[Extracted data entries]
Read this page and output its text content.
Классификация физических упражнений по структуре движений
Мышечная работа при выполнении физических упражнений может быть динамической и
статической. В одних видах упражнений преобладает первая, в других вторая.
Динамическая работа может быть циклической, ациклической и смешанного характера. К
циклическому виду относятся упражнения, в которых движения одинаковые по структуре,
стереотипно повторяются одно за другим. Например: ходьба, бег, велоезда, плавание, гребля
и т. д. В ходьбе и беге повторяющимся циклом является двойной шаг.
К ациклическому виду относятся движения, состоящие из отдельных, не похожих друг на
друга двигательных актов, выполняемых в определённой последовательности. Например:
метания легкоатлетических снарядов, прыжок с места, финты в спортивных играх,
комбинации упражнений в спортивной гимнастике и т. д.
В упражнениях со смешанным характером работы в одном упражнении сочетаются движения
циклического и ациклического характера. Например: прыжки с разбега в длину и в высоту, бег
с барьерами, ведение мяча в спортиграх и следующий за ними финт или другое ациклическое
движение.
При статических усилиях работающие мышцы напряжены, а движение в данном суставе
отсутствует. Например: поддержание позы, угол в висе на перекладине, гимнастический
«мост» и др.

# Required work
Repeat the material above in full, keeping every word.

# The solution
Read this page and output its text content.
Классификация физических упражнений по структуре движений
Мышечная работа при выполнении физических упражнений может быть динамической и
статической. В одних видах упражнений преобладает первая, в других вторая.
Динамическая работа может быть циклической, ациклической и смешанного характера. К
циклическому виду относятся упражнения, в которых движения одинаковые по структуре,
стереотипно повторяются одно за другим. Например: ходьба, бег, велоезда, плавание, гребля
и т. д. В ходьбе и беге повторяющимся циклом является двойной шаг.
К ациклическому виду относятся движения, состоящие из отдельных, не похожих друг на
друга двигательных актов, выполняемых в определённой последовательности. Например:
метания легкоатлетических снарядов, прыжок с места, финты в спортивных играх,
комбинации упражнений в спортивной гимнастике и т. д.
В упражнениях со смешанным характером работы в одном упражнении сочетаются движения
циклического и ациклического характера. Например: прыжки с разбега в длину и в высоту, бег
с барьерами, ведение мяча в спортиграх и следующий за ними финт или другое ациклическое
движение.
При статических усилиях работающие мышцы напряжены, а движение в данном суставе
отсутствует. Например: поддержание позы, угол в висе на перекладине, гимнастический
«мост» и др.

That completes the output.